_Problem description_. State how many lines of the data contain the word "단원고등학교", and write nothing besides the number.
□ □ □ □ □ □ □
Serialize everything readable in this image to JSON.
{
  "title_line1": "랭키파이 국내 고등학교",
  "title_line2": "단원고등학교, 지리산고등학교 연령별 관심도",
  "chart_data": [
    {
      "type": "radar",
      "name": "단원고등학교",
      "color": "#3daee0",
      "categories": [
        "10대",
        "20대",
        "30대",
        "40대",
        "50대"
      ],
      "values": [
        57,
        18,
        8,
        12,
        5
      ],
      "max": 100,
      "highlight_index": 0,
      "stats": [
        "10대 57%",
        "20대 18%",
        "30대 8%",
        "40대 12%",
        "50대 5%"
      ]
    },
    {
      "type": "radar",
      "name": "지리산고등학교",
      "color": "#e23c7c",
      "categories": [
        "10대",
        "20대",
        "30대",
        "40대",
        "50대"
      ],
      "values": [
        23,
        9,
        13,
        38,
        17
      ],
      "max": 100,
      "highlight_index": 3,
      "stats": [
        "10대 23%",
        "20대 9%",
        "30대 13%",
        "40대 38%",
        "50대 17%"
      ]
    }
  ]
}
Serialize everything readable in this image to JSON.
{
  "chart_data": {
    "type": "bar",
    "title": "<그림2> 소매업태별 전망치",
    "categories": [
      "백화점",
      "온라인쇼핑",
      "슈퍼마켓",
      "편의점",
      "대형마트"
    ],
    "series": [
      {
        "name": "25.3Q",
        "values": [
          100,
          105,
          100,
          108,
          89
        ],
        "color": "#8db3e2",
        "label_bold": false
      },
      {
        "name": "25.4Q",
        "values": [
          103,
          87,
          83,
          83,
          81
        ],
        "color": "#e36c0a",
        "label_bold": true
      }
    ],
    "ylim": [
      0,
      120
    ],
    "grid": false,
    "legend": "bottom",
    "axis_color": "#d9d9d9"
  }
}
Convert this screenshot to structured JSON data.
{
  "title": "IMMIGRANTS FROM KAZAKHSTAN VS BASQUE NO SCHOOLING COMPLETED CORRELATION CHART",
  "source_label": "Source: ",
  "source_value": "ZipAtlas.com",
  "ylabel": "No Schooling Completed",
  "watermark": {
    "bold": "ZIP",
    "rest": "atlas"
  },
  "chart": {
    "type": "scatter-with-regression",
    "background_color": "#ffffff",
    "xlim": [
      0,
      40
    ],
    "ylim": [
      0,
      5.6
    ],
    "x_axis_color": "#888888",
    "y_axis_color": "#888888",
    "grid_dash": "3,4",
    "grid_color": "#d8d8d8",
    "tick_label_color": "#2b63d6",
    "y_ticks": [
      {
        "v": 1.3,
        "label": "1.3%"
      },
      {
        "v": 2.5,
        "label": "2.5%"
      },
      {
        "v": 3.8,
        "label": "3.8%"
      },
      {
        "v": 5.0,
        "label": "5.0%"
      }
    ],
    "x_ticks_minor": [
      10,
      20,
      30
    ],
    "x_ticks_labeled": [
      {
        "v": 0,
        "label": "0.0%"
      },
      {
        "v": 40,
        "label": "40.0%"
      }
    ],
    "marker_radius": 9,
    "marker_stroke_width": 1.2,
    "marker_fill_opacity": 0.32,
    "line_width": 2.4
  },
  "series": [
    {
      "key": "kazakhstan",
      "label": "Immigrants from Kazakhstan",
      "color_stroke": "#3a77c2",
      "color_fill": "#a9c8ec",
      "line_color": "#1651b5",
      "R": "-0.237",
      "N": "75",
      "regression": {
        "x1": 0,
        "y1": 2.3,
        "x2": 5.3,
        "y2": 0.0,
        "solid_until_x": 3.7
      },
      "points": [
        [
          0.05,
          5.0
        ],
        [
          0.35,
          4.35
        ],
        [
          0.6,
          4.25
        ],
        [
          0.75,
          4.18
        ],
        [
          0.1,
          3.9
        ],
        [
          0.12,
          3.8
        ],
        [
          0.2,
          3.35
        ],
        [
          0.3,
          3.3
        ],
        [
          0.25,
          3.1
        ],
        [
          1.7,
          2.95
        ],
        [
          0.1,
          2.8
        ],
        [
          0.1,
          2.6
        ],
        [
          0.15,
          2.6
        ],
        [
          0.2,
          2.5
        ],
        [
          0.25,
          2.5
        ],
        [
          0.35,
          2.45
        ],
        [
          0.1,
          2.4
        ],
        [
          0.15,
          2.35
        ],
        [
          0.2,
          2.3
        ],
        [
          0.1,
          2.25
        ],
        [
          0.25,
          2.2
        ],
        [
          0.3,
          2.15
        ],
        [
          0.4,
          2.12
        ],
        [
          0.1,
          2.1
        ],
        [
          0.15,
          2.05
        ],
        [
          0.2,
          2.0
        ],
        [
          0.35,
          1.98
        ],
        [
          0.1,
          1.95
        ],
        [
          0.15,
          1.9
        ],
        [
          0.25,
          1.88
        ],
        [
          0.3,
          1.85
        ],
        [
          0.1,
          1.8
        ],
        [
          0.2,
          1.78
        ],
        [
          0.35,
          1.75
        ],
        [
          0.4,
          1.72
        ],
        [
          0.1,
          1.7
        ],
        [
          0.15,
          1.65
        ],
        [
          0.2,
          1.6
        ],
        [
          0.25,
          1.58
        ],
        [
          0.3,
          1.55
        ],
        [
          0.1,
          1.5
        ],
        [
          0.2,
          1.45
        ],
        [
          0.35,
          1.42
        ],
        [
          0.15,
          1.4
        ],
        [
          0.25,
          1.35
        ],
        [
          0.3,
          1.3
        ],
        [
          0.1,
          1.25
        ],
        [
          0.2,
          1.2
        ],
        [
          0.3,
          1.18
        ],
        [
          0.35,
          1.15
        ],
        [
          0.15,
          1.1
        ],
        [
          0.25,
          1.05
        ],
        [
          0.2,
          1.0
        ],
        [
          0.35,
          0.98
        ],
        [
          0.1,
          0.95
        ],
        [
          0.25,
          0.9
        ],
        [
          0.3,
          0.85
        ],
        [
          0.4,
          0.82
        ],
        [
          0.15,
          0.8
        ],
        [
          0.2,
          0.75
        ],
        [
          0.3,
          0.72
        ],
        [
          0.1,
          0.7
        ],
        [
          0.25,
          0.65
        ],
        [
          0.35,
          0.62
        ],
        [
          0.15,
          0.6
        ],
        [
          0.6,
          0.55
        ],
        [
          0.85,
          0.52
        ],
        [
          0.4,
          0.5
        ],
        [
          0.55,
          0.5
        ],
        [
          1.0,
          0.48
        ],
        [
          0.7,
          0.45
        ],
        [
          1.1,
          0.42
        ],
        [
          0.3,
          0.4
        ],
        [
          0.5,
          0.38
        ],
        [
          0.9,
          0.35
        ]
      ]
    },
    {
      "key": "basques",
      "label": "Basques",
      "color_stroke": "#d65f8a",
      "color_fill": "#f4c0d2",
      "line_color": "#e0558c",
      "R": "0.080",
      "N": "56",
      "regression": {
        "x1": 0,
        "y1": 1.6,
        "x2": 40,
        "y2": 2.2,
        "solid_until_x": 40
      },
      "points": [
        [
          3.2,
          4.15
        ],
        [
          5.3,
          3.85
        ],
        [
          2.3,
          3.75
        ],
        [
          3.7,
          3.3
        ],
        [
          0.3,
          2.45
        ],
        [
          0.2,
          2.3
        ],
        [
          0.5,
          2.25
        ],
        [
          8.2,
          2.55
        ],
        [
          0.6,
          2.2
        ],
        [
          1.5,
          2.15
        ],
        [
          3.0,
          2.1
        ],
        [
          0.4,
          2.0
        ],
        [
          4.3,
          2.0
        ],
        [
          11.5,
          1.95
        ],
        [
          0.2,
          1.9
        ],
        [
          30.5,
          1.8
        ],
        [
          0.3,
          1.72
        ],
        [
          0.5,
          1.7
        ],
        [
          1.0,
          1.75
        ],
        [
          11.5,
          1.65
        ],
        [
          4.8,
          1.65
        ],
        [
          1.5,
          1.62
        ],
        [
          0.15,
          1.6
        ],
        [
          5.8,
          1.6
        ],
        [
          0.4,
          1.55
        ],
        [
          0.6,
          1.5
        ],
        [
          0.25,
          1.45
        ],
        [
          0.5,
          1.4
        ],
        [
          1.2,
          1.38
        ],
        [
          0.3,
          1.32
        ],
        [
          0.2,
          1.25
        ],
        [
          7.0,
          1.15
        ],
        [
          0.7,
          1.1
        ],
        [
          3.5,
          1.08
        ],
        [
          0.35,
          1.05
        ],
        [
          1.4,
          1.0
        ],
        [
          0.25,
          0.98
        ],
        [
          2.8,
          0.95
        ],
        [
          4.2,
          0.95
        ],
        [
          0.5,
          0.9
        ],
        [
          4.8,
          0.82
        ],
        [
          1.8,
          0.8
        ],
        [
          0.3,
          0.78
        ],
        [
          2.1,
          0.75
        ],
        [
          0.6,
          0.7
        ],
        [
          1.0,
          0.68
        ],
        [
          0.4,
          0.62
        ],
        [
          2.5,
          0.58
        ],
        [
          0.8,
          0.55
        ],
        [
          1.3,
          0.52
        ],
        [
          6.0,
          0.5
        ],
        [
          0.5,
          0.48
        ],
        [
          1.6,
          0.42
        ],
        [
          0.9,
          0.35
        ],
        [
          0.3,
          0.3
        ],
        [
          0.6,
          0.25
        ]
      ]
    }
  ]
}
□ □ □ □ □ □ □
_Response below_. 2